## [Given request 1]
Using the advocacy tips from the Women and Girls Foundation below, say whether each statement agrees with the text: (a) non-profit leaders are told to contact the Alliance for Justice; (b) having the board involved matters less when working at the local level; (c) readers are encouraged to join other coalitions in their area. For each, answer yes or no and quote the words that decide it.

## [Source document]
╔══

From the Women and Girls Foundation of Southwest PA
- Know your rights.
If you are a non-profit leader learn everything you can about the 501(c) h election. Contact the Alliance for Justice, download FAQs from their website, provide info to your board, and make sure that you know your legal rights and limits in regard to your involvement in advocacy.
- Get your Board on Board.
Again make sure you give your board enough information so that they can feel comfortable and excited about your organization engaging in advocacy. You want the board involved so that you have organizational buy in, so that if you experience backlash they are prepared, and so that you can leverage and activate their relationships with elected officials too in your advocacy efforts. When working at the local level this is especially the case.
- Build a Coalition, Join other people’s coalitions.
Start building a broad based coalition in your community of people concerned about your issue. Include people from all sectors – non-profit, corporate, and government, men and women, young and older people, different religions, ethnicities, sexual orientations, politics, as varied as your coalition is the stronger its roots in the community will be and the broader your base. Keep the coalition updated and acknowledged in your activities. Also, join other coalitions in your area that are related or of interest to your organization. This is a great way to meet more people and learn what others are doing.

╚══

## [Given request 2]
Rewrite the lines in the records starting with the line with "top-axis-title: SPAD Avalanche" and going on through the line with "y-tick-label: 0.4 [76,358,108,384]". Replace "x-tick-label" with "bottom-tick-label" and leave everything else unchanged.

## [Raw data]
╔══

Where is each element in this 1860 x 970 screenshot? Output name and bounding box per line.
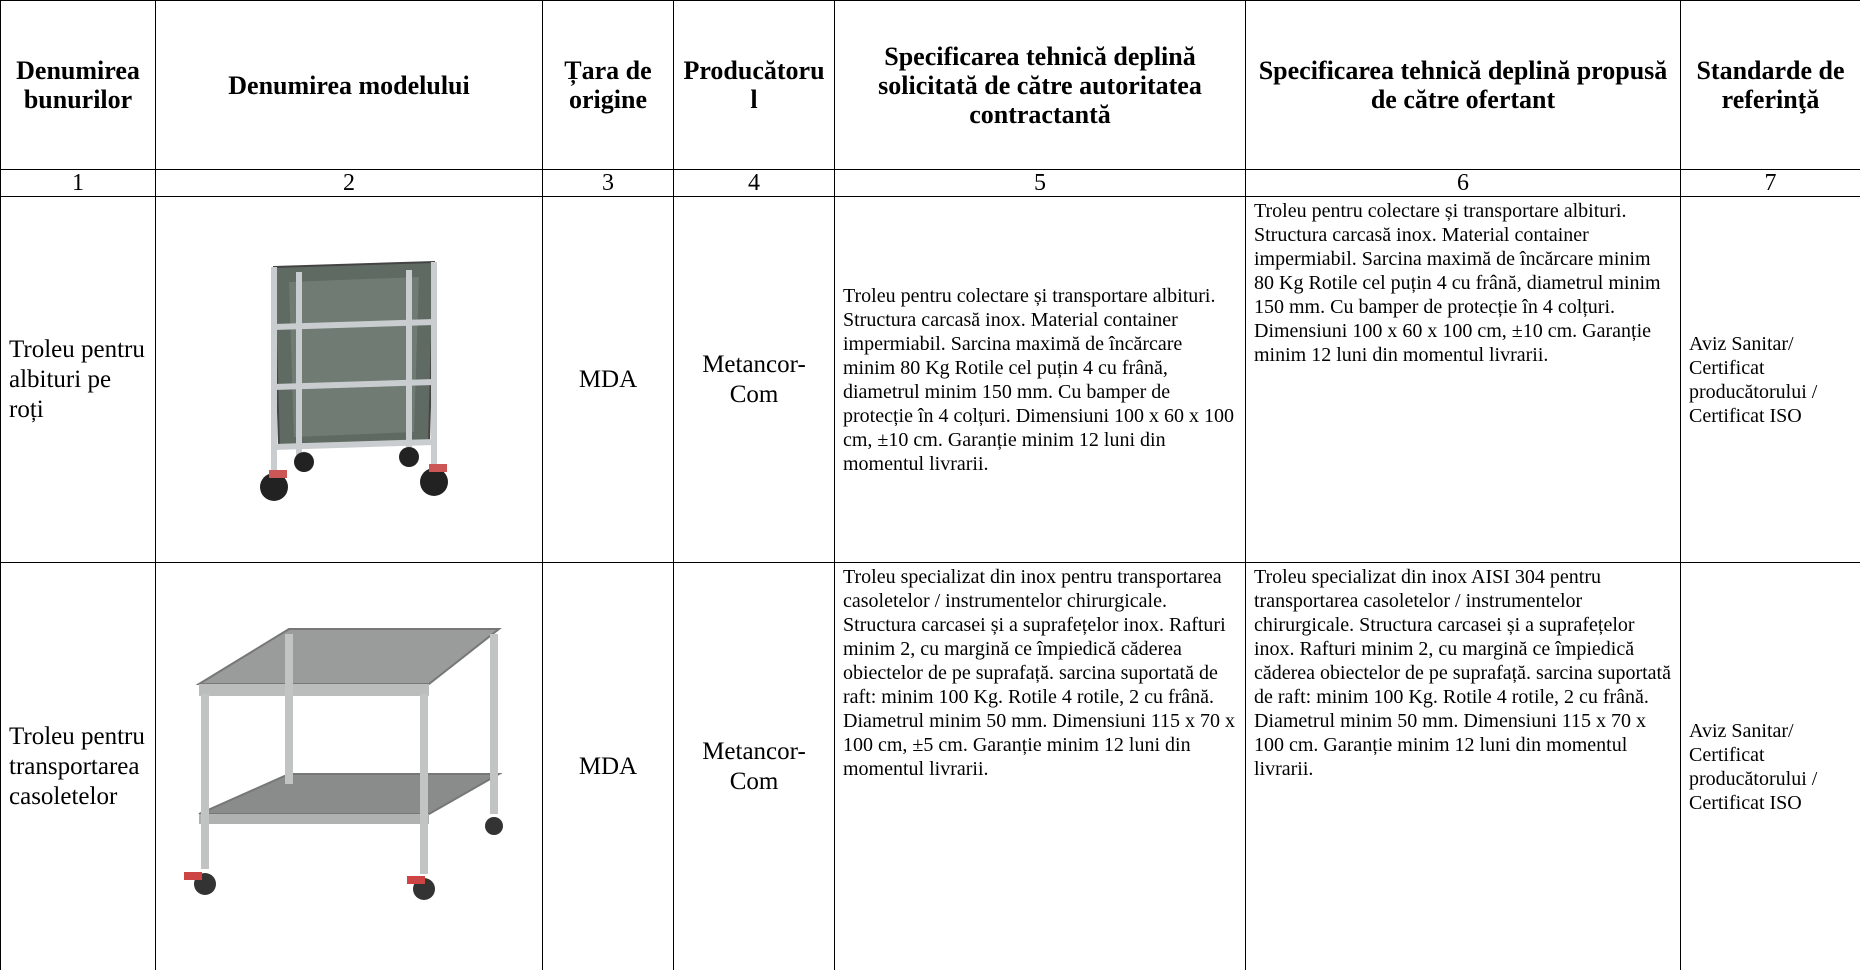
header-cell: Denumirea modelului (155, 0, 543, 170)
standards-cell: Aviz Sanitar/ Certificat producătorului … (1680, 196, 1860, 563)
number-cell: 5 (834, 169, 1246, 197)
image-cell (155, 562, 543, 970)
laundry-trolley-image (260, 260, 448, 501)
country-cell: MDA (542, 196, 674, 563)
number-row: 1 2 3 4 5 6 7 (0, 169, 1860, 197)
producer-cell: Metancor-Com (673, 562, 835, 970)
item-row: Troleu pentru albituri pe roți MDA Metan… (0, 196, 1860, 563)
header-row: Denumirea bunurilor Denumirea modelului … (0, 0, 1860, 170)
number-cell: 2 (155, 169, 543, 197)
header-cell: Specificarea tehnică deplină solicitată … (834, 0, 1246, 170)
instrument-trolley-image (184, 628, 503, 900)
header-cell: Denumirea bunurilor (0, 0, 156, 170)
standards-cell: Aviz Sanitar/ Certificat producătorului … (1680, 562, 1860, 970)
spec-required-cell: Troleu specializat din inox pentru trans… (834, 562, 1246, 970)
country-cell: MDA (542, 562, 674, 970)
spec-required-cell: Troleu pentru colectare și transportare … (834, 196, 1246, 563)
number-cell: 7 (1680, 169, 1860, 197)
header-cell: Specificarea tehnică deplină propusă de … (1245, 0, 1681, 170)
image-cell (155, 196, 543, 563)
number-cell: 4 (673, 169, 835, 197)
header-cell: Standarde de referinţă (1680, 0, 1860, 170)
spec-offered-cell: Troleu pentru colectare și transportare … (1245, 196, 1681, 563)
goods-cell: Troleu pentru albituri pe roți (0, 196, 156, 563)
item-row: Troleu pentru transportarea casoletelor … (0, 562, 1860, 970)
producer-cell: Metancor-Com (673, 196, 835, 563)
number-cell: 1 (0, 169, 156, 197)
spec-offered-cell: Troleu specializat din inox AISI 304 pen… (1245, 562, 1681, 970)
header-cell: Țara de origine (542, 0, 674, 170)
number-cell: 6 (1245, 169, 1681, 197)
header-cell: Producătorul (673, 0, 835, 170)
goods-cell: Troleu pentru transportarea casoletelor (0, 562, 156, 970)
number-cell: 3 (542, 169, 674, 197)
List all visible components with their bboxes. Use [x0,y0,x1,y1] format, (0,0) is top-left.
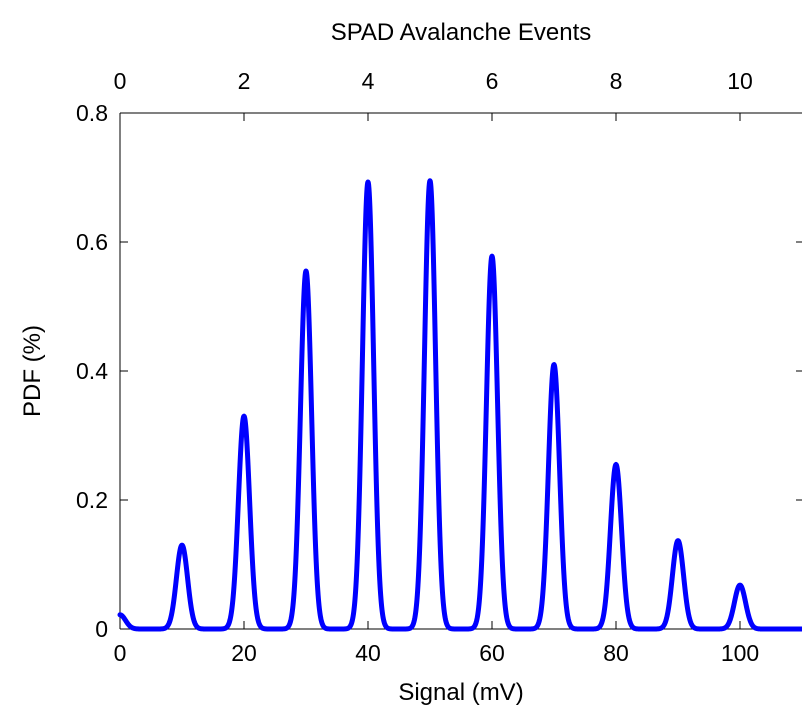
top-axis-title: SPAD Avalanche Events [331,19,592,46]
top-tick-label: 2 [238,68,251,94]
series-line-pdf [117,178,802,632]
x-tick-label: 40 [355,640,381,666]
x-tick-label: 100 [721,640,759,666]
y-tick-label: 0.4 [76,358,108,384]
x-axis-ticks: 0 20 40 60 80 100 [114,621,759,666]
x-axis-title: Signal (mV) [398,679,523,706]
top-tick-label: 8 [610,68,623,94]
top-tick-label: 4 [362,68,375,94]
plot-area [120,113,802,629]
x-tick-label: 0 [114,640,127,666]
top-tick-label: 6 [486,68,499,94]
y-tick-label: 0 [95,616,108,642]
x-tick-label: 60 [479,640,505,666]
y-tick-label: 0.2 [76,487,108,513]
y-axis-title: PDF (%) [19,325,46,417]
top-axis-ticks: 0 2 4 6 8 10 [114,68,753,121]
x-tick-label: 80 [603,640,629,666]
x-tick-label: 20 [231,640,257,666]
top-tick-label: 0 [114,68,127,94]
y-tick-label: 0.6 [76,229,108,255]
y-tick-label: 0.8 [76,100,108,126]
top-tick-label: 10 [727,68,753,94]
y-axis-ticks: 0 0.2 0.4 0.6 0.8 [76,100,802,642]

╚══

## [Worked answer 1]
(a) Yes: "Contact the Alliance for Justice"
(b) No: "When working at the local level this is especially the case."
(c) Yes: "Also, join other coalitions in your area that are related or of interest to your organization."

## [Worked answer 2]
top-axis-title: SPAD Avalanche Events [331,19,592,46]
top-tick-label: 2 [238,68,251,94]
series-line-pdf [117,178,802,632]
bottom-tick-label: 40 [355,640,381,666]
bottom-tick-label: 100 [721,640,759,666]
y-tick-label: 0.4 [76,358,108,384]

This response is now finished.